§ TO DO
Copy each line containing the word "circunstâncias" from the records that follow, please.

§ EXTRACTED RECORDS
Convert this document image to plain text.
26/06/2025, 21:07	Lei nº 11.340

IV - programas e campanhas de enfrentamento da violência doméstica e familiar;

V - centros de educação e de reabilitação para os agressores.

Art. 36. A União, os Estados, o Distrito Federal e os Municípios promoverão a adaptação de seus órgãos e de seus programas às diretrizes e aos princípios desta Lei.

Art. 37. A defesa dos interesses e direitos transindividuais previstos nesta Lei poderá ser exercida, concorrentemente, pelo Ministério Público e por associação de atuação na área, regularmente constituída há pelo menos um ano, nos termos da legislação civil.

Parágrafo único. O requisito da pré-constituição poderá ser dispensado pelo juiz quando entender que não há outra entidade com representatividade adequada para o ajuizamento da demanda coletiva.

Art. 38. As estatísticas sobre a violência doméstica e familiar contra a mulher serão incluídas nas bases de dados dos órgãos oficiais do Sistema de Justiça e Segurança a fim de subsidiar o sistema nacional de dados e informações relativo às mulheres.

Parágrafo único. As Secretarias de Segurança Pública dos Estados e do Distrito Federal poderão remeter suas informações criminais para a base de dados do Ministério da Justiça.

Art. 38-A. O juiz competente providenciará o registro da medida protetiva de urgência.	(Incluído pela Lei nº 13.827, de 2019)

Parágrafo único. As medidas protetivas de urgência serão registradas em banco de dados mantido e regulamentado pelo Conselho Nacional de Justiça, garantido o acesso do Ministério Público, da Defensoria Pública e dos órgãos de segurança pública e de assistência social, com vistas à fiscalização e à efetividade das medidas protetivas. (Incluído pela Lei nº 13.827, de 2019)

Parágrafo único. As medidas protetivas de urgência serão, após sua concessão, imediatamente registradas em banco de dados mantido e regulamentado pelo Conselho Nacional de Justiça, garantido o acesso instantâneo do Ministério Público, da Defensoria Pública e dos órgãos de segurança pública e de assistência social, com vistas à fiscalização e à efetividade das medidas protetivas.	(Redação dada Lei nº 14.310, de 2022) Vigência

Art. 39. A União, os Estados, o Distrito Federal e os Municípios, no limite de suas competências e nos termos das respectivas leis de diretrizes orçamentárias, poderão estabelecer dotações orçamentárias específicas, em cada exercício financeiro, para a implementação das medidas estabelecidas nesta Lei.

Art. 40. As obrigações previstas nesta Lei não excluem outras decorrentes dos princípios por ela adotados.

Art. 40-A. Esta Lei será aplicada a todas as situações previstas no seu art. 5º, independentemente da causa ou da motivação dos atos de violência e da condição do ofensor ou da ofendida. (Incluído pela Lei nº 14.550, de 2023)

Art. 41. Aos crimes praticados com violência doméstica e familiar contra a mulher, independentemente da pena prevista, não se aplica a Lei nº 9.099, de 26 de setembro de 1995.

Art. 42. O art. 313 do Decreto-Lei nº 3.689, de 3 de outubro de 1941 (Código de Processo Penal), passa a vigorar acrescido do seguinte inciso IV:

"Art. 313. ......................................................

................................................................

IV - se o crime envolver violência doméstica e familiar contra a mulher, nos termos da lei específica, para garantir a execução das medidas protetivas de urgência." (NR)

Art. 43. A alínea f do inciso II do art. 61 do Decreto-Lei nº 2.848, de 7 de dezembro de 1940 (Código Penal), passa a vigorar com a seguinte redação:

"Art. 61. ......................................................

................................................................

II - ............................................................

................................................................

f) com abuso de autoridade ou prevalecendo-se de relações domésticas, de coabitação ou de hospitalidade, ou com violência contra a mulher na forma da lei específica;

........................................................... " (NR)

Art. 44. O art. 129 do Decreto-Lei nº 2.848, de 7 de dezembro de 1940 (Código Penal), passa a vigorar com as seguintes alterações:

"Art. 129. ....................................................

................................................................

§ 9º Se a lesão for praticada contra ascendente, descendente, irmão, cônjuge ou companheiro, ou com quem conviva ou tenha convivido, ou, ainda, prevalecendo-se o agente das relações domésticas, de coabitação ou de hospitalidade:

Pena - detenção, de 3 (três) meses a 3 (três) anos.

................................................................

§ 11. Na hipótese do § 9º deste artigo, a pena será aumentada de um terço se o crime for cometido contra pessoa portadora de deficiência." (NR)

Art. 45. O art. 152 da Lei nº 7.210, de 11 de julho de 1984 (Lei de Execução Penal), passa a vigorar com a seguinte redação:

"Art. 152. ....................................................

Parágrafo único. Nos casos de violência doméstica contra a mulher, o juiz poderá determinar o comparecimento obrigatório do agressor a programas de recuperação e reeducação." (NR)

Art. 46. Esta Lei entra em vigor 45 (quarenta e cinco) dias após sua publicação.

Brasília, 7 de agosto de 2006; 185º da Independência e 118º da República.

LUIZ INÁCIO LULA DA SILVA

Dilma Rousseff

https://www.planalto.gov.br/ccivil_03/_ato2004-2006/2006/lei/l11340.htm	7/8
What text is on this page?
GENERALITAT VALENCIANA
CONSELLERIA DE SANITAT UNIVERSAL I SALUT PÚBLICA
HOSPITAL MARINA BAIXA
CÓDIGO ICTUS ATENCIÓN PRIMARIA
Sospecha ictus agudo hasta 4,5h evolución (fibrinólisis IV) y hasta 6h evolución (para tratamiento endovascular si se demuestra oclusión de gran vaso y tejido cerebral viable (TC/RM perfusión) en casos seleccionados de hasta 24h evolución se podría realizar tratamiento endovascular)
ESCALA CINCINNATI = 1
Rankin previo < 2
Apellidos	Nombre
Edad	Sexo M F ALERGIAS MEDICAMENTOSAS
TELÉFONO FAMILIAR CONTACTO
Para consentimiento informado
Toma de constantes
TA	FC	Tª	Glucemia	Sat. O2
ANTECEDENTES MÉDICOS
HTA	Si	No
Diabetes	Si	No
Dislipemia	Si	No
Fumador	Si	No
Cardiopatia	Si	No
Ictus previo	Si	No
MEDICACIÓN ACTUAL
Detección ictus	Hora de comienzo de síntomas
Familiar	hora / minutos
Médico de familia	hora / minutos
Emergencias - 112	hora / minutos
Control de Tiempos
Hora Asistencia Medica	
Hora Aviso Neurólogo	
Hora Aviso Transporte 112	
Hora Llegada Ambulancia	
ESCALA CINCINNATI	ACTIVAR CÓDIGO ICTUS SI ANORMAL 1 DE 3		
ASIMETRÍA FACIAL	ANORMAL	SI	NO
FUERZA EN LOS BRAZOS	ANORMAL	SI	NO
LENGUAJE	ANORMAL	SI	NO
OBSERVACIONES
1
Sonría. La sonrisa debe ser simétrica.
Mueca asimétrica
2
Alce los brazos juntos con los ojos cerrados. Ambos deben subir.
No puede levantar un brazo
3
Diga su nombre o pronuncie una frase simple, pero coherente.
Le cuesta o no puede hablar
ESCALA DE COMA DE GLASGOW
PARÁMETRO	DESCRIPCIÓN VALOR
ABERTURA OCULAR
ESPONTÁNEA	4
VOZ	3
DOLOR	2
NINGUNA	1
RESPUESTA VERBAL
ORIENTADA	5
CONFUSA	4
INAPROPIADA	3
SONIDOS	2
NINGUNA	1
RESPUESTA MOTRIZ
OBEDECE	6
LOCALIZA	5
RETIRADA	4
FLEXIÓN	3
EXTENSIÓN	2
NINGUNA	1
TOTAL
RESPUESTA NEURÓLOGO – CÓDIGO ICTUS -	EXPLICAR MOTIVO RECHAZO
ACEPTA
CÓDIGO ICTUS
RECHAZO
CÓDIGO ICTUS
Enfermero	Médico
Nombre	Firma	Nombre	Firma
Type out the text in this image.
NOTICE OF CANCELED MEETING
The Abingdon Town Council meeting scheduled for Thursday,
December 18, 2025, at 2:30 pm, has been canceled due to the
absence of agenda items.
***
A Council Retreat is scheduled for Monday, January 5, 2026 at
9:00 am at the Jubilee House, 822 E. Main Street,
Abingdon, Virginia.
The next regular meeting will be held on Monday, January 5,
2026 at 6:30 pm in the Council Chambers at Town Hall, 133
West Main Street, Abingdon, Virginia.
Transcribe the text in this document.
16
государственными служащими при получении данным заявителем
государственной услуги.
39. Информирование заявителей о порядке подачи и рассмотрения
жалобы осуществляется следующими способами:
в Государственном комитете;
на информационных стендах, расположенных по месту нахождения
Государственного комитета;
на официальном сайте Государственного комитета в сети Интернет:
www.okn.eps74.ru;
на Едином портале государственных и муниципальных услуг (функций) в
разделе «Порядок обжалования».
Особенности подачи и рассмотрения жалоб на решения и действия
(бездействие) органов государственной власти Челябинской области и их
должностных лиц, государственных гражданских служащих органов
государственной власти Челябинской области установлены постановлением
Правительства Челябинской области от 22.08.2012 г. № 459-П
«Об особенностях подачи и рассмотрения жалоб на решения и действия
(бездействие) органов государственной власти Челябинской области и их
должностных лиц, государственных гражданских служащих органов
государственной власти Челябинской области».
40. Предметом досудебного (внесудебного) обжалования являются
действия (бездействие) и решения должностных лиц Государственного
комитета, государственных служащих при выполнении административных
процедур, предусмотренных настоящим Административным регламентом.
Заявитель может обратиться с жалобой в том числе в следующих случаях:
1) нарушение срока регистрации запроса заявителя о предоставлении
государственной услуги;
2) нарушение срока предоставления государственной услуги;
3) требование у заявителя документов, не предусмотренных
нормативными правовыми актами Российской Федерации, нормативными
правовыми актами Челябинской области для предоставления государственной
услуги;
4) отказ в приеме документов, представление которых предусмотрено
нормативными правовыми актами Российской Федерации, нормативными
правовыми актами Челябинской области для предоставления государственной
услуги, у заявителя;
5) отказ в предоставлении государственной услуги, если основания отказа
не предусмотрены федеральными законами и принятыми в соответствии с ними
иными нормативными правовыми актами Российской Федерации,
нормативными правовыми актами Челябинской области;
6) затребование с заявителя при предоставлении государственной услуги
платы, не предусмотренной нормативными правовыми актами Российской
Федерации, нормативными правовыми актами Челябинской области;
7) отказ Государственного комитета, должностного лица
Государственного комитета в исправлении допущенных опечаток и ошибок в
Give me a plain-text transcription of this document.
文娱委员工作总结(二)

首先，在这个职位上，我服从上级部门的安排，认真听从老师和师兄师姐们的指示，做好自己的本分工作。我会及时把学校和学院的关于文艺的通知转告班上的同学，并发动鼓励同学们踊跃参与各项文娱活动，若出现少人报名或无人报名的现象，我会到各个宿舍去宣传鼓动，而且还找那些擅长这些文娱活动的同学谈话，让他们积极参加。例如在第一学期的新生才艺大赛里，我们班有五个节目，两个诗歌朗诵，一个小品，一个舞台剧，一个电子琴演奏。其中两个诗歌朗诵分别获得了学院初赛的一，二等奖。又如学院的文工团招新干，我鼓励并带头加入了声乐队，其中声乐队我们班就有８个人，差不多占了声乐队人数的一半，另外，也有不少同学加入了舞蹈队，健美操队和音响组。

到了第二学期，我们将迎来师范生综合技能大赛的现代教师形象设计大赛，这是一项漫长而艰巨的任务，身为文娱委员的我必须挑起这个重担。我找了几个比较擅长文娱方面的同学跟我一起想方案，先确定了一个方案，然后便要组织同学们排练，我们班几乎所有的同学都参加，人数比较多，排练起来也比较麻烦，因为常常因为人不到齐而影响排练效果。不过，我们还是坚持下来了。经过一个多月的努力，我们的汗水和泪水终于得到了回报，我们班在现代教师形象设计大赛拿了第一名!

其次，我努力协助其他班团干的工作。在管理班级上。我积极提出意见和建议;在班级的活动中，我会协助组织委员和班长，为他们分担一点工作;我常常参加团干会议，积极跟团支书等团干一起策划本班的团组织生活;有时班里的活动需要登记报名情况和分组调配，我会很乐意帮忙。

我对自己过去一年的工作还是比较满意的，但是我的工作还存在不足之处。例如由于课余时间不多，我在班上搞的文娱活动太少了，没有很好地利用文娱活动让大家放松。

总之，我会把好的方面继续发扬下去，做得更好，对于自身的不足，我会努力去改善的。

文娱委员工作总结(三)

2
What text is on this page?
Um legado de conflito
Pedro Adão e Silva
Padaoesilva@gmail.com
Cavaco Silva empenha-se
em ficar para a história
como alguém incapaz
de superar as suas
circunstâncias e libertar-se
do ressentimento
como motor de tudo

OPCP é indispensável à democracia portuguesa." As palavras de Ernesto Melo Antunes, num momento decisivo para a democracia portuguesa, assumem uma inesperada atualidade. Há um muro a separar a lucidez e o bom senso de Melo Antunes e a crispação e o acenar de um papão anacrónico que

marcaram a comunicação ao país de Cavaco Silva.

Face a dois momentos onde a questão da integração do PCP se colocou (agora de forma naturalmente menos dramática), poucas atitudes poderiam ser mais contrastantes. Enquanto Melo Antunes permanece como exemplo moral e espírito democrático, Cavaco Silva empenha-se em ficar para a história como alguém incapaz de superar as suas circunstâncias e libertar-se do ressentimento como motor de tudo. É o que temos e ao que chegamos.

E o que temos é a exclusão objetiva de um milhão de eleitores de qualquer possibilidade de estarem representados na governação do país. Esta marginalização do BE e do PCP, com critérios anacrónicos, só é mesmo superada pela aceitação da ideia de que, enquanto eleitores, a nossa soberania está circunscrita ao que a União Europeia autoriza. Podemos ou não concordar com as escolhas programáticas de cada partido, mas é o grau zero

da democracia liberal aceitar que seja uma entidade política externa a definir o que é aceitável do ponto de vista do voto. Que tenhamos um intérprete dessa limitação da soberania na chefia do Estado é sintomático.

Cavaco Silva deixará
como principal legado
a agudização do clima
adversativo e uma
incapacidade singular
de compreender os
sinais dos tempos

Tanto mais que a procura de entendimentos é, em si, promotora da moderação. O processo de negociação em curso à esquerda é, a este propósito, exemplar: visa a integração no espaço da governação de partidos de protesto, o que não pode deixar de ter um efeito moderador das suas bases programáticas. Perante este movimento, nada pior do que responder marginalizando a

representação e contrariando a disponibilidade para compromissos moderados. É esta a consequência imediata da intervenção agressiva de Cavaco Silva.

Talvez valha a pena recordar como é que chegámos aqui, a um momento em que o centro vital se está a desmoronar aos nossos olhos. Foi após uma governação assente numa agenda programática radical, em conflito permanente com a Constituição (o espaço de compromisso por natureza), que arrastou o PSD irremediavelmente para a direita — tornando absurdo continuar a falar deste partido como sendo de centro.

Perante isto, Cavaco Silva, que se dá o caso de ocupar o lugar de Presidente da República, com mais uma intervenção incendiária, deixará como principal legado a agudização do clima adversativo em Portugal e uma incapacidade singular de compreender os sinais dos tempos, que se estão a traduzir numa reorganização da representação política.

§ EXPECTED OUTPUT
circunstâncias e libertar-se
Face a dois momentos onde a questão da integração do PCP se colocou (agora de forma naturalmente menos dramática), poucas atitudes poderiam ser mais contrastantes. Enquanto Melo Antunes permanece como exemplo moral e espírito democrático, Cavaco Silva empenha-se em ficar para a história como alguém incapaz de superar as suas circunstâncias e libertar-se do ressentimento como motor de tudo. É o que temos e ao que chegamos.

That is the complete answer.